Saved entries
• • • • •
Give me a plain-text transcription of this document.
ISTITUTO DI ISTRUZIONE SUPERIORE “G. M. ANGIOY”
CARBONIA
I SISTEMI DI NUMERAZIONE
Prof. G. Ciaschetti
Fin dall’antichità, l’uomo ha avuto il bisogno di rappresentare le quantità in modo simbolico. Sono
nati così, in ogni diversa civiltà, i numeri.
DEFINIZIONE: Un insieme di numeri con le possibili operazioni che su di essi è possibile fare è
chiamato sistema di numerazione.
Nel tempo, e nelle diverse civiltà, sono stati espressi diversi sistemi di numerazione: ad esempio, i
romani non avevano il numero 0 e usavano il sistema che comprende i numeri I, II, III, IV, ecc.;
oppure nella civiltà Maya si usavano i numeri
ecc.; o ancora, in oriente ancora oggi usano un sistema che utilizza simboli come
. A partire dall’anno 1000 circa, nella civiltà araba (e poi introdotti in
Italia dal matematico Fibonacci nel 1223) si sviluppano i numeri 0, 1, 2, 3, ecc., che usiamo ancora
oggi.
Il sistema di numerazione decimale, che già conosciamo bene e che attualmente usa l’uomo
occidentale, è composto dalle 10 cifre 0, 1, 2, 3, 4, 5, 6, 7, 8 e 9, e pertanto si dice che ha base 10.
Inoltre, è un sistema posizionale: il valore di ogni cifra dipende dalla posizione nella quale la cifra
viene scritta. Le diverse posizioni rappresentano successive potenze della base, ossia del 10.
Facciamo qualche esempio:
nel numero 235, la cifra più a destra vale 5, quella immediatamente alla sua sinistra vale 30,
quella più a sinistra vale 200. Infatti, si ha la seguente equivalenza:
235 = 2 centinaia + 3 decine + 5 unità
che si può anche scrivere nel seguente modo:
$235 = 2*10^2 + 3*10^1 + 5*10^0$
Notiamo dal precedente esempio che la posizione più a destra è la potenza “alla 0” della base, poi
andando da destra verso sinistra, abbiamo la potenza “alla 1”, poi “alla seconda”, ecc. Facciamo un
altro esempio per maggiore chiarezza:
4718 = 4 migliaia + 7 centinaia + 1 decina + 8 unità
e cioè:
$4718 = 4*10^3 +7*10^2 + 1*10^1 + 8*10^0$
• • • • •
■ **WORK TO DO**
Write out every line of the material again, exactly as it reads.

■ **ANSWER TO THIS PROBLEM**
Give me a plain-text transcription of this document.
ISTITUTO DI ISTRUZIONE SUPERIORE “G. M. ANGIOY”
CARBONIA
I SISTEMI DI NUMERAZIONE
Prof. G. Ciaschetti
Fin dall’antichità, l’uomo ha avuto il bisogno di rappresentare le quantità in modo simbolico. Sono
nati così, in ogni diversa civiltà, i numeri.
DEFINIZIONE: Un insieme di numeri con le possibili operazioni che su di essi è possibile fare è
chiamato sistema di numerazione.
Nel tempo, e nelle diverse civiltà, sono stati espressi diversi sistemi di numerazione: ad esempio, i
romani non avevano il numero 0 e usavano il sistema che comprende i numeri I, II, III, IV, ecc.;
oppure nella civiltà Maya si usavano i numeri
ecc.; o ancora, in oriente ancora oggi usano un sistema che utilizza simboli come
. A partire dall’anno 1000 circa, nella civiltà araba (e poi introdotti in
Italia dal matematico Fibonacci nel 1223) si sviluppano i numeri 0, 1, 2, 3, ecc., che usiamo ancora
oggi.
Il sistema di numerazione decimale, che già conosciamo bene e che attualmente usa l’uomo
occidentale, è composto dalle 10 cifre 0, 1, 2, 3, 4, 5, 6, 7, 8 e 9, e pertanto si dice che ha base 10.
Inoltre, è un sistema posizionale: il valore di ogni cifra dipende dalla posizione nella quale la cifra
viene scritta. Le diverse posizioni rappresentano successive potenze della base, ossia del 10.
Facciamo qualche esempio:
nel numero 235, la cifra più a destra vale 5, quella immediatamente alla sua sinistra vale 30,
quella più a sinistra vale 200. Infatti, si ha la seguente equivalenza:
235 = 2 centinaia + 3 decine + 5 unità
che si può anche scrivere nel seguente modo:
$235 = 2*10^2 + 3*10^1 + 5*10^0$
Notiamo dal precedente esempio che la posizione più a destra è la potenza “alla 0” della base, poi
andando da destra verso sinistra, abbiamo la potenza “alla 1”, poi “alla seconda”, ecc. Facciamo un
altro esempio per maggiore chiarezza:
4718 = 4 migliaia + 7 centinaia + 1 decina + 8 unità
e cioè:
$4718 = 4*10^3 +7*10^2 + 1*10^1 + 8*10^0$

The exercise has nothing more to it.